Written problem -
Pull out every line below that contains the word "Average".
* start *
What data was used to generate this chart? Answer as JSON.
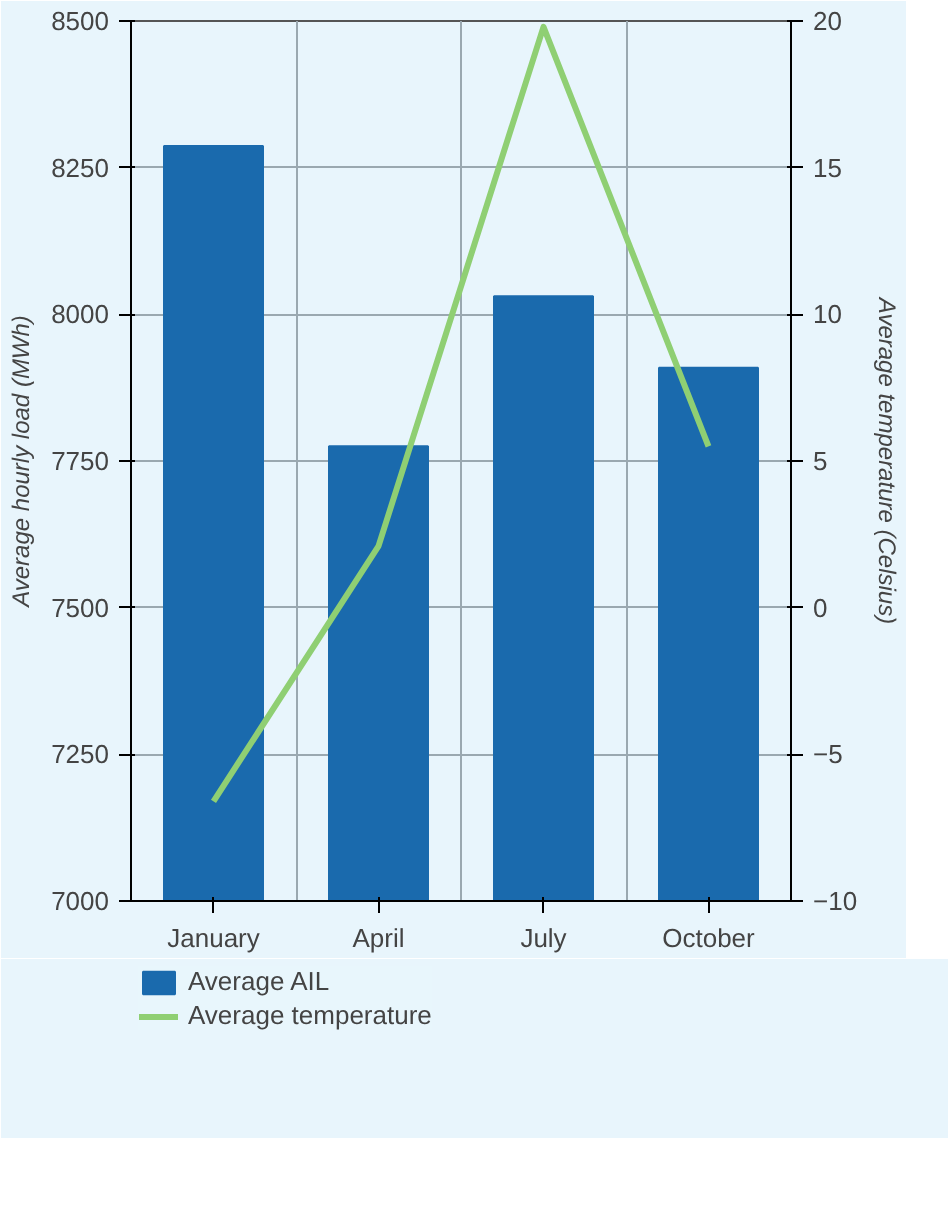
{
  "chart_data": {
    "type": "bar",
    "categories": [
      "January",
      "April",
      "July",
      "October"
    ],
    "ylabel": "Average hourly load (MWh)",
    "y2label": "Average temperature (Celsius)",
    "ylim": [
      7000,
      8500
    ],
    "yticks": [
      7000,
      7250,
      7500,
      7750,
      8000,
      8250,
      8500
    ],
    "y2lim": [
      -10,
      20
    ],
    "y2ticks": [
      -10,
      -5,
      0,
      5,
      10,
      15,
      20
    ],
    "grid": true,
    "legend": "bottom",
    "series": [
      {
        "name": "Average AIL",
        "color": "#1a6aad",
        "values": [
          8287,
          7775,
          8031,
          7909
        ]
      },
      {
        "name": "Average temperature",
        "type": "line",
        "axis": "y2",
        "color": "#8fcf73",
        "values": [
          -6.6,
          2.1,
          19.8,
          5.5
        ]
      }
    ]
  }
}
* end *
Output for this task -
    "ylabel": "Average hourly load (MWh)",
    "y2label": "Average temperature (Celsius)",
        "name": "Average AIL",
        "name": "Average temperature",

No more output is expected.